*EXERCISE DETAILS:*
Write out the full listing exactly as given, minus the images.

*INPUT RECORDS:*
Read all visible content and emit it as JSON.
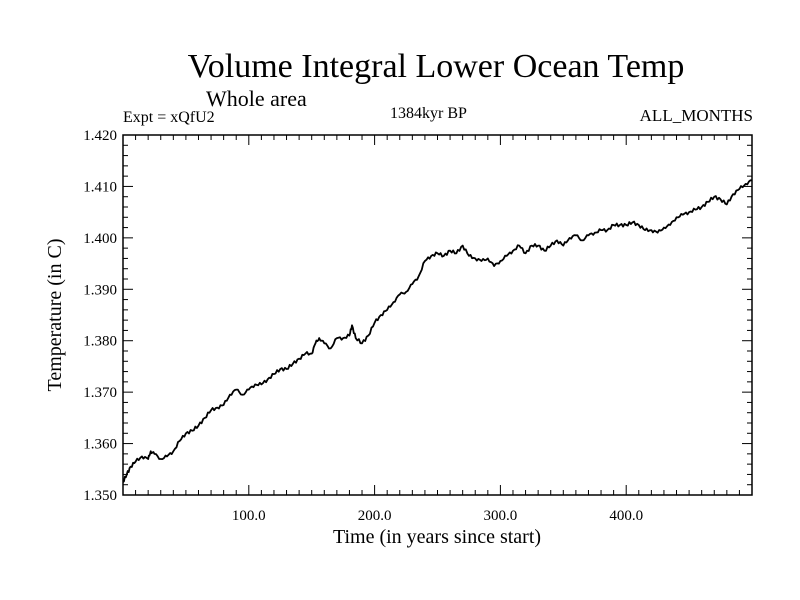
{
  "header": {
    "title": "Volume Integral Lower Ocean Temp",
    "subtitle": "Whole area",
    "expt": "Expt = xQfU2",
    "period": "1384kyr BP",
    "months": "ALL_MONTHS"
  },
  "colors": {
    "line": "#000000",
    "background": "#ffffff"
  },
  "chart_data": {
    "type": "line",
    "title": "Volume Integral Lower Ocean Temp",
    "subtitle": "Whole area",
    "xlabel": "Time (in years since start)",
    "ylabel": "Temperature (in C)",
    "xlim": [
      0,
      500
    ],
    "ylim": [
      1.35,
      1.42
    ],
    "grid": false,
    "x_ticks": [
      100,
      200,
      300,
      400
    ],
    "x_tick_labels": [
      "100.0",
      "200.0",
      "300.0",
      "400.0"
    ],
    "y_ticks": [
      1.35,
      1.36,
      1.37,
      1.38,
      1.39,
      1.4,
      1.41,
      1.42
    ],
    "y_tick_labels": [
      "1.350",
      "1.360",
      "1.370",
      "1.380",
      "1.390",
      "1.400",
      "1.410",
      "1.420"
    ],
    "series": [
      {
        "name": "Volume Integral Lower Ocean Temp",
        "x": [
          0,
          3,
          6,
          10,
          15,
          20,
          22,
          25,
          30,
          35,
          40,
          45,
          50,
          55,
          60,
          65,
          70,
          75,
          80,
          85,
          90,
          95,
          100,
          105,
          110,
          115,
          120,
          125,
          130,
          135,
          140,
          145,
          150,
          153,
          156,
          160,
          165,
          170,
          175,
          180,
          182,
          185,
          190,
          195,
          200,
          205,
          210,
          215,
          220,
          225,
          230,
          235,
          240,
          245,
          250,
          255,
          260,
          265,
          270,
          275,
          280,
          285,
          290,
          295,
          300,
          305,
          310,
          315,
          320,
          325,
          330,
          335,
          340,
          345,
          350,
          355,
          360,
          365,
          370,
          375,
          380,
          385,
          390,
          395,
          400,
          405,
          410,
          415,
          420,
          425,
          430,
          435,
          440,
          445,
          450,
          455,
          460,
          465,
          470,
          475,
          480,
          485,
          490,
          495,
          500
        ],
        "y": [
          1.3525,
          1.354,
          1.3555,
          1.3565,
          1.3575,
          1.357,
          1.3585,
          1.358,
          1.357,
          1.3575,
          1.3585,
          1.3605,
          1.362,
          1.3625,
          1.3635,
          1.365,
          1.3665,
          1.367,
          1.3675,
          1.3695,
          1.3705,
          1.3695,
          1.3705,
          1.3715,
          1.3715,
          1.3725,
          1.3735,
          1.3745,
          1.3745,
          1.3755,
          1.3765,
          1.3775,
          1.3775,
          1.3795,
          1.3805,
          1.3795,
          1.3785,
          1.3805,
          1.3805,
          1.381,
          1.383,
          1.3805,
          1.3795,
          1.381,
          1.3835,
          1.385,
          1.386,
          1.3875,
          1.389,
          1.3895,
          1.391,
          1.3925,
          1.3955,
          1.3965,
          1.397,
          1.3965,
          1.3975,
          1.397,
          1.3985,
          1.3965,
          1.396,
          1.3955,
          1.396,
          1.3945,
          1.3955,
          1.3965,
          1.3975,
          1.3985,
          1.397,
          1.3985,
          1.3985,
          1.3975,
          1.3985,
          1.3995,
          1.3985,
          1.4,
          1.4005,
          1.3995,
          1.4005,
          1.401,
          1.4015,
          1.4015,
          1.4025,
          1.4025,
          1.4025,
          1.403,
          1.4025,
          1.4015,
          1.4015,
          1.401,
          1.402,
          1.4025,
          1.404,
          1.4045,
          1.405,
          1.4055,
          1.406,
          1.407,
          1.408,
          1.4075,
          1.4065,
          1.4085,
          1.4095,
          1.4105,
          1.4112
        ]
      }
    ]
  }
}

*SOLUTION TO THIS TASK:*
Read all visible content and emit it as JSON.
{
  "header": {
    "title": "Volume Integral Lower Ocean Temp",
    "subtitle": "Whole area",
    "expt": "Expt = xQfU2",
    "period": "1384kyr BP",
    "months": "ALL_MONTHS"
  },
  "colors": {
    "line": "#000000",
    "background": "#ffffff"
  },
  "chart_data": {
    "type": "line",
    "title": "Volume Integral Lower Ocean Temp",
    "subtitle": "Whole area",
    "xlabel": "Time (in years since start)",
    "ylabel": "Temperature (in C)",
    "xlim": [
      0,
      500
    ],
    "ylim": [
      1.35,
      1.42
    ],
    "grid": false,
    "x_ticks": [
      100,
      200,
      300,
      400
    ],
    "x_tick_labels": [
      "100.0",
      "200.0",
      "300.0",
      "400.0"
    ],
    "y_ticks": [
      1.35,
      1.36,
      1.37,
      1.38,
      1.39,
      1.4,
      1.41,
      1.42
    ],
    "y_tick_labels": [
      "1.350",
      "1.360",
      "1.370",
      "1.380",
      "1.390",
      "1.400",
      "1.410",
      "1.420"
    ],
    "series": [
      {
        "name": "Volume Integral Lower Ocean Temp",
        "x": [
          0,
          3,
          6,
          10,
          15,
          20,
          22,
          25,
          30,
          35,
          40,
          45,
          50,
          55,
          60,
          65,
          70,
          75,
          80,
          85,
          90,
          95,
          100,
          105,
          110,
          115,
          120,
          125,
          130,
          135,
          140,
          145,
          150,
          153,
          156,
          160,
          165,
          170,
          175,
          180,
          182,
          185,
          190,
          195,
          200,
          205,
          210,
          215,
          220,
          225,
          230,
          235,
          240,
          245,
          250,
          255,
          260,
          265,
          270,
          275,
          280,
          285,
          290,
          295,
          300,
          305,
          310,
          315,
          320,
          325,
          330,
          335,
          340,
          345,
          350,
          355,
          360,
          365,
          370,
          375,
          380,
          385,
          390,
          395,
          400,
          405,
          410,
          415,
          420,
          425,
          430,
          435,
          440,
          445,
          450,
          455,
          460,
          465,
          470,
          475,
          480,
          485,
          490,
          495,
          500
        ],
        "y": [
          1.3525,
          1.354,
          1.3555,
          1.3565,
          1.3575,
          1.357,
          1.3585,
          1.358,
          1.357,
          1.3575,
          1.3585,
          1.3605,
          1.362,
          1.3625,
          1.3635,
          1.365,
          1.3665,
          1.367,
          1.3675,
          1.3695,
          1.3705,
          1.3695,
          1.3705,
          1.3715,
          1.3715,
          1.3725,
          1.3735,
          1.3745,
          1.3745,
          1.3755,
          1.3765,
          1.3775,
          1.3775,
          1.3795,
          1.3805,
          1.3795,
          1.3785,
          1.3805,
          1.3805,
          1.381,
          1.383,
          1.3805,
          1.3795,
          1.381,
          1.3835,
          1.385,
          1.386,
          1.3875,
          1.389,
          1.3895,
          1.391,
          1.3925,
          1.3955,
          1.3965,
          1.397,
          1.3965,
          1.3975,
          1.397,
          1.3985,
          1.3965,
          1.396,
          1.3955,
          1.396,
          1.3945,
          1.3955,
          1.3965,
          1.3975,
          1.3985,
          1.397,
          1.3985,
          1.3985,
          1.3975,
          1.3985,
          1.3995,
          1.3985,
          1.4,
          1.4005,
          1.3995,
          1.4005,
          1.401,
          1.4015,
          1.4015,
          1.4025,
          1.4025,
          1.4025,
          1.403,
          1.4025,
          1.4015,
          1.4015,
          1.401,
          1.402,
          1.4025,
          1.404,
          1.4045,
          1.405,
          1.4055,
          1.406,
          1.407,
          1.408,
          1.4075,
          1.4065,
          1.4085,
          1.4095,
          1.4105,
          1.4112
        ]
      }
    ]
  }
}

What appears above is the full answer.